Duplicate every line of the listing exactly.

Data extracted from a collection
>>

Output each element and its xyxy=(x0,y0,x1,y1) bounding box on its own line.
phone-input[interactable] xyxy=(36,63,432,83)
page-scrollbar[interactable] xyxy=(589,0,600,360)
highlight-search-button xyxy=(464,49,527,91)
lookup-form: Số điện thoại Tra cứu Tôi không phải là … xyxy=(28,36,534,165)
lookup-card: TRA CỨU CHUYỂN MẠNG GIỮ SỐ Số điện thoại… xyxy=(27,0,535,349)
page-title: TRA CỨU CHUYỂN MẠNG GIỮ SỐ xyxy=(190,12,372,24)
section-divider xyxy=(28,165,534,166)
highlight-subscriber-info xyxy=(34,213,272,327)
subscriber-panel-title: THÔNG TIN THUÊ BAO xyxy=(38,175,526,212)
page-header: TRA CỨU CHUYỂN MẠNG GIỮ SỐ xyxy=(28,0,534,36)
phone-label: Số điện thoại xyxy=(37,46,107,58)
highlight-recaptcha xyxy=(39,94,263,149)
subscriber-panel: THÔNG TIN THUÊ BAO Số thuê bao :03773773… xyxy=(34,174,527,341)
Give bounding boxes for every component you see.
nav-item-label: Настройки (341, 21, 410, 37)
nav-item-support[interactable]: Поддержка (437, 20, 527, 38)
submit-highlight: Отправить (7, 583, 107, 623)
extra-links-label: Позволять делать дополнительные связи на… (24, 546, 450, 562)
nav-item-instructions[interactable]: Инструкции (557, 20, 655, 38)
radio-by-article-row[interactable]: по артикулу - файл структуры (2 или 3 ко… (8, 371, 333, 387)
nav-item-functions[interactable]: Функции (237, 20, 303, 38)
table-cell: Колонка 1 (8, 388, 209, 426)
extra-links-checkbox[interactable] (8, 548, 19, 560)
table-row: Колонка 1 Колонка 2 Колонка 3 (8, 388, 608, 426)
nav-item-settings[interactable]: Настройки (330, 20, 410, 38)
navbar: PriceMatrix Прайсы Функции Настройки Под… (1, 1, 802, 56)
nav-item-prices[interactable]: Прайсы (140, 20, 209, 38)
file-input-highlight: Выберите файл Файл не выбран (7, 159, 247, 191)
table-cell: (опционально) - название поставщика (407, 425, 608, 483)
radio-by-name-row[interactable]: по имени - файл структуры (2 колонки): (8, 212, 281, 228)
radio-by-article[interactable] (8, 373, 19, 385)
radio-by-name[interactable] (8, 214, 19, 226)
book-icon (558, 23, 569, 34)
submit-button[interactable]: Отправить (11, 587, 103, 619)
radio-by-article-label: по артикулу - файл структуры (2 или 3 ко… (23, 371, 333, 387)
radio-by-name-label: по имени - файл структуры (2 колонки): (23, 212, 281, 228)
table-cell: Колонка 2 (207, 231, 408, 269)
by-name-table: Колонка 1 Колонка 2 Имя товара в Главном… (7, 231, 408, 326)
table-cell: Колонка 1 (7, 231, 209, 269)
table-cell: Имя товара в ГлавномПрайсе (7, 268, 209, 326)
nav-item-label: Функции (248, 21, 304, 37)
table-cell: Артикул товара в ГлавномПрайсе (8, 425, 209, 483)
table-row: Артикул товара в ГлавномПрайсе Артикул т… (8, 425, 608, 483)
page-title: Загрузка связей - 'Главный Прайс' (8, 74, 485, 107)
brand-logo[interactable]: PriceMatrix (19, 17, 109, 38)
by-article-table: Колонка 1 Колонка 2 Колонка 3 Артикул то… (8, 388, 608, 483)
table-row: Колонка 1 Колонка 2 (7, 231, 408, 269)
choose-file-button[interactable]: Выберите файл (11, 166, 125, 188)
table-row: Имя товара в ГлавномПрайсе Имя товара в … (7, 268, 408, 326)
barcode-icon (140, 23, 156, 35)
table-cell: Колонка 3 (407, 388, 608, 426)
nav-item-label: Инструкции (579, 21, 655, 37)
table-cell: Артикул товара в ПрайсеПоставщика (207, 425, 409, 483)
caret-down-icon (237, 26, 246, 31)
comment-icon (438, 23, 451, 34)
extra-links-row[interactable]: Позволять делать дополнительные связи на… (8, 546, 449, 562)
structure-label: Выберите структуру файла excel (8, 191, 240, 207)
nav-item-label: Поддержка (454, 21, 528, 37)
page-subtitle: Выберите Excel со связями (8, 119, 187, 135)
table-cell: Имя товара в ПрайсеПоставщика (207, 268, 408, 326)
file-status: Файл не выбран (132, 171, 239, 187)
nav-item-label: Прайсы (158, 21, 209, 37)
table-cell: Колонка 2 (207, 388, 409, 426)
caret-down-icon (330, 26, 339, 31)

<<

Solution:
Output each element and its xyxy=(x0,y0,x1,y1) bounding box on its own line.
phone-input[interactable] xyxy=(36,63,432,83)
page-scrollbar[interactable] xyxy=(589,0,600,360)
highlight-search-button xyxy=(464,49,527,91)
lookup-form: Số điện thoại Tra cứu Tôi không phải là … xyxy=(28,36,534,165)
lookup-card: TRA CỨU CHUYỂN MẠNG GIỮ SỐ Số điện thoại… xyxy=(27,0,535,349)
page-title: TRA CỨU CHUYỂN MẠNG GIỮ SỐ xyxy=(190,12,372,24)
section-divider xyxy=(28,165,534,166)
highlight-subscriber-info xyxy=(34,213,272,327)
subscriber-panel-title: THÔNG TIN THUÊ BAO xyxy=(38,175,526,212)
page-header: TRA CỨU CHUYỂN MẠNG GIỮ SỐ xyxy=(28,0,534,36)
phone-label: Số điện thoại xyxy=(37,46,107,58)
highlight-recaptcha xyxy=(39,94,263,149)
subscriber-panel: THÔNG TIN THUÊ BAO Số thuê bao :03773773… xyxy=(34,174,527,341)
Give bounding boxes for every component you see.
nav-item-label: Настройки (341, 21, 410, 37)
nav-item-support[interactable]: Поддержка (437, 20, 527, 38)
submit-highlight: Отправить (7, 583, 107, 623)
extra-links-label: Позволять делать дополнительные связи на… (24, 546, 450, 562)
nav-item-instructions[interactable]: Инструкции (557, 20, 655, 38)
radio-by-article-row[interactable]: по артикулу - файл структуры (2 или 3 ко… (8, 371, 333, 387)
nav-item-functions[interactable]: Функции (237, 20, 303, 38)
table-cell: Колонка 1 (8, 388, 209, 426)
extra-links-checkbox[interactable] (8, 548, 19, 560)
table-row: Колонка 1 Колонка 2 Колонка 3 (8, 388, 608, 426)
nav-item-settings[interactable]: Настройки (330, 20, 410, 38)
navbar: PriceMatrix Прайсы Функции Настройки Под… (1, 1, 802, 56)
nav-item-prices[interactable]: Прайсы (140, 20, 209, 38)
file-input-highlight: Выберите файл Файл не выбран (7, 159, 247, 191)
table-cell: (опционально) - название поставщика (407, 425, 608, 483)
radio-by-name-row[interactable]: по имени - файл структуры (2 колонки): (8, 212, 281, 228)
radio-by-article[interactable] (8, 373, 19, 385)
radio-by-name[interactable] (8, 214, 19, 226)
book-icon (558, 23, 569, 34)
submit-button[interactable]: Отправить (11, 587, 103, 619)
radio-by-article-label: по артикулу - файл структуры (2 или 3 ко… (23, 371, 333, 387)
radio-by-name-label: по имени - файл структуры (2 колонки): (23, 212, 281, 228)
table-cell: Колонка 2 (207, 231, 408, 269)
by-name-table: Колонка 1 Колонка 2 Имя товара в Главном… (7, 231, 408, 326)
table-cell: Колонка 1 (7, 231, 209, 269)
table-cell: Имя товара в ГлавномПрайсе (7, 268, 209, 326)
nav-item-label: Функции (248, 21, 304, 37)
table-cell: Артикул товара в ГлавномПрайсе (8, 425, 209, 483)
table-row: Артикул товара в ГлавномПрайсе Артикул т… (8, 425, 608, 483)
page-title: Загрузка связей - 'Главный Прайс' (8, 74, 485, 107)
brand-logo[interactable]: PriceMatrix (19, 17, 109, 38)
by-article-table: Колонка 1 Колонка 2 Колонка 3 Артикул то… (8, 388, 608, 483)
table-row: Колонка 1 Колонка 2 (7, 231, 408, 269)
choose-file-button[interactable]: Выберите файл (11, 166, 125, 188)
table-row: Имя товара в ГлавномПрайсе Имя товара в … (7, 268, 408, 326)
barcode-icon (140, 23, 156, 35)
table-cell: Колонка 3 (407, 388, 608, 426)
nav-item-label: Инструкции (579, 21, 655, 37)
table-cell: Артикул товара в ПрайсеПоставщика (207, 425, 409, 483)
caret-down-icon (237, 26, 246, 31)
comment-icon (438, 23, 451, 34)
extra-links-row[interactable]: Позволять делать дополнительные связи на… (8, 546, 449, 562)
structure-label: Выберите структуру файла excel (8, 191, 240, 207)
nav-item-label: Поддержка (454, 21, 528, 37)
page-subtitle: Выберите Excel со связями (8, 119, 187, 135)
table-cell: Имя товара в ПрайсеПоставщика (207, 268, 408, 326)
file-status: Файл не выбран (132, 171, 239, 187)
nav-item-label: Прайсы (158, 21, 209, 37)
table-cell: Колонка 2 (207, 388, 409, 426)
caret-down-icon (330, 26, 339, 31)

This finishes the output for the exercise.